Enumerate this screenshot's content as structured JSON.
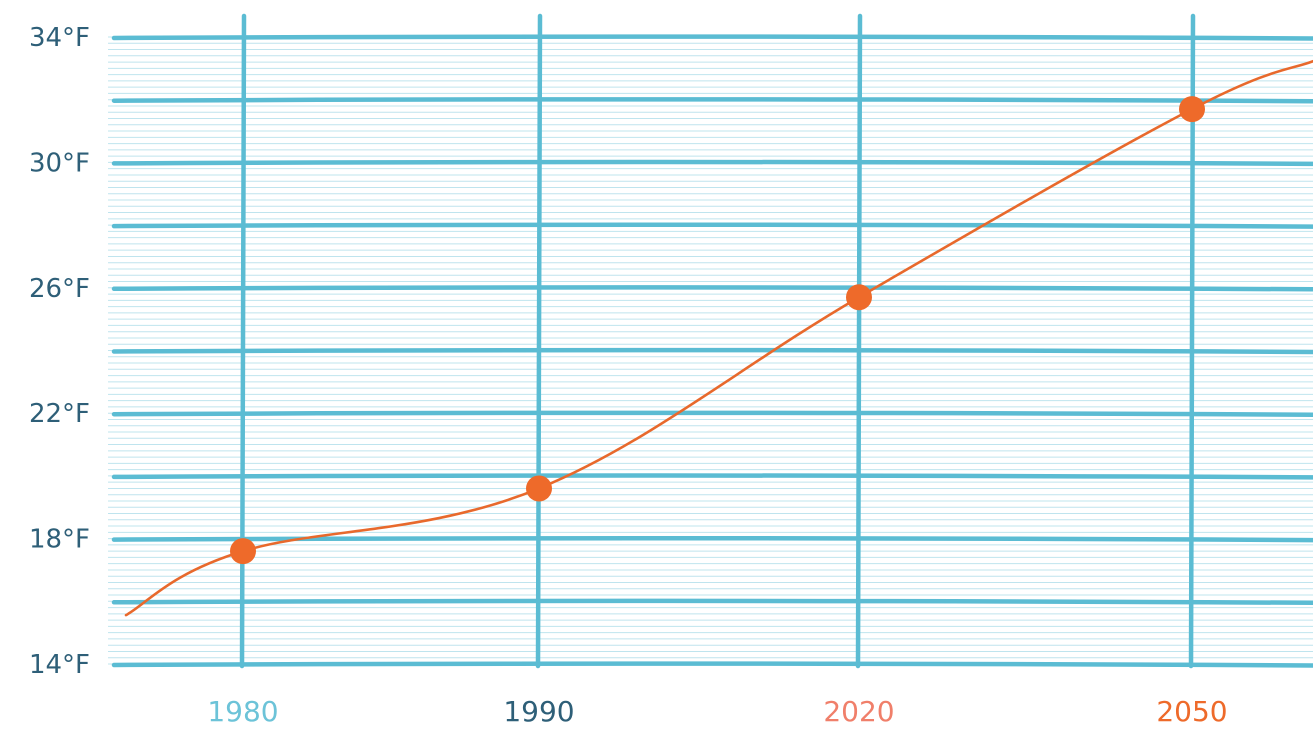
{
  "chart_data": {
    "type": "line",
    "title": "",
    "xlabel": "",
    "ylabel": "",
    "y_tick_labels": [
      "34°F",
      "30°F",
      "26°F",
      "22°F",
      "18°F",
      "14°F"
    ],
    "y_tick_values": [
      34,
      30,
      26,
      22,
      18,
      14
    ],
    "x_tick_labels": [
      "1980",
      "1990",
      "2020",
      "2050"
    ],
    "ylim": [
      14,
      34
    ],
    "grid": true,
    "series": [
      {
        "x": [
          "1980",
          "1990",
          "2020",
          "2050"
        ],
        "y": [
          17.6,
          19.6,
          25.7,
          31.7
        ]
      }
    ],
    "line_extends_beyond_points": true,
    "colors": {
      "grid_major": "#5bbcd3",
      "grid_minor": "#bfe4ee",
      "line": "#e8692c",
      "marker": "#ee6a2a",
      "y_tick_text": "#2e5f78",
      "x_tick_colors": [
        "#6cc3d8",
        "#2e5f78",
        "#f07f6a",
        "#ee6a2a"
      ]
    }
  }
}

..........

Reproduce the whole listing above word for word, but not its pictures.

Enumerate this screenshot's content as structured JSON.
{
  "chart_data": {
    "type": "line",
    "title": "",
    "xlabel": "",
    "ylabel": "",
    "y_tick_labels": [
      "34°F",
      "30°F",
      "26°F",
      "22°F",
      "18°F",
      "14°F"
    ],
    "y_tick_values": [
      34,
      30,
      26,
      22,
      18,
      14
    ],
    "x_tick_labels": [
      "1980",
      "1990",
      "2020",
      "2050"
    ],
    "ylim": [
      14,
      34
    ],
    "grid": true,
    "series": [
      {
        "x": [
          "1980",
          "1990",
          "2020",
          "2050"
        ],
        "y": [
          17.6,
          19.6,
          25.7,
          31.7
        ]
      }
    ],
    "line_extends_beyond_points": true,
    "colors": {
      "grid_major": "#5bbcd3",
      "grid_minor": "#bfe4ee",
      "line": "#e8692c",
      "marker": "#ee6a2a",
      "y_tick_text": "#2e5f78",
      "x_tick_colors": [
        "#6cc3d8",
        "#2e5f78",
        "#f07f6a",
        "#ee6a2a"
      ]
    }
  }
}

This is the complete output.